• [Task data]
___
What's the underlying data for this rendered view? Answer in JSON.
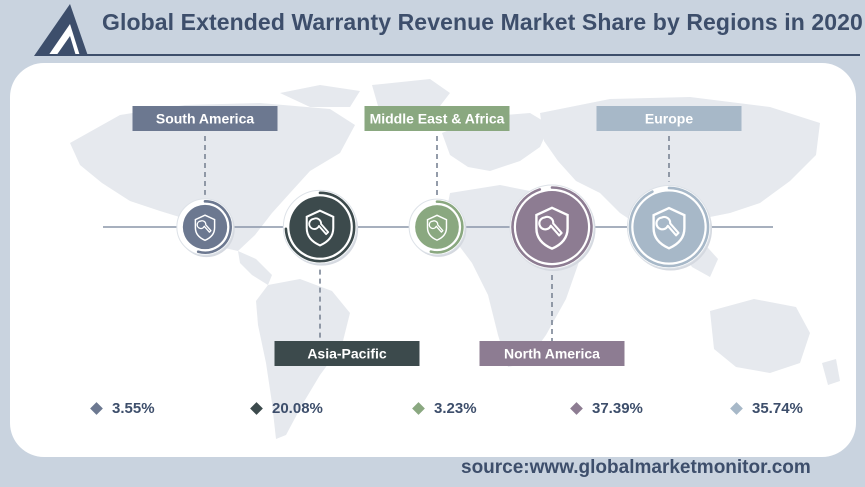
{
  "header": {
    "title": "Global Extended Warranty Revenue Market Share by Regions in 2020"
  },
  "source": "source:www.globalmarketmonitor.com",
  "chart_data": {
    "type": "pie",
    "title": "Global Extended Warranty Revenue Market Share by Regions in 2020",
    "unit": "%",
    "series": [
      {
        "name": "South America",
        "value": 3.55,
        "label": "3.55%",
        "color": "#6c7890",
        "label_pos": "top"
      },
      {
        "name": "Asia-Pacific",
        "value": 20.08,
        "label": "20.08%",
        "color": "#3c4a4c",
        "label_pos": "bottom"
      },
      {
        "name": "Middle East & Africa",
        "value": 3.23,
        "label": "3.23%",
        "color": "#8aa880",
        "label_pos": "top"
      },
      {
        "name": "North America",
        "value": 37.39,
        "label": "37.39%",
        "color": "#8d7c92",
        "label_pos": "bottom"
      },
      {
        "name": "Europe",
        "value": 35.74,
        "label": "35.74%",
        "color": "#a7b8c8",
        "label_pos": "top"
      }
    ]
  },
  "icons": {
    "region_icon": "shield-wrench-icon",
    "logo": "triangle-logo-icon",
    "marker": "diamond-icon"
  }
}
___
• [Task]
Your task is to return the entries above exactly, with no pictures.

• [Expected answer]
What's the underlying data for this rendered view? Answer in JSON.
{
  "header": {
    "title": "Global Extended Warranty Revenue Market Share by Regions in 2020"
  },
  "source": "source:www.globalmarketmonitor.com",
  "chart_data": {
    "type": "pie",
    "title": "Global Extended Warranty Revenue Market Share by Regions in 2020",
    "unit": "%",
    "series": [
      {
        "name": "South America",
        "value": 3.55,
        "label": "3.55%",
        "color": "#6c7890",
        "label_pos": "top"
      },
      {
        "name": "Asia-Pacific",
        "value": 20.08,
        "label": "20.08%",
        "color": "#3c4a4c",
        "label_pos": "bottom"
      },
      {
        "name": "Middle East & Africa",
        "value": 3.23,
        "label": "3.23%",
        "color": "#8aa880",
        "label_pos": "top"
      },
      {
        "name": "North America",
        "value": 37.39,
        "label": "37.39%",
        "color": "#8d7c92",
        "label_pos": "bottom"
      },
      {
        "name": "Europe",
        "value": 35.74,
        "label": "35.74%",
        "color": "#a7b8c8",
        "label_pos": "top"
      }
    ]
  },
  "icons": {
    "region_icon": "shield-wrench-icon",
    "logo": "triangle-logo-icon",
    "marker": "diamond-icon"
  }
}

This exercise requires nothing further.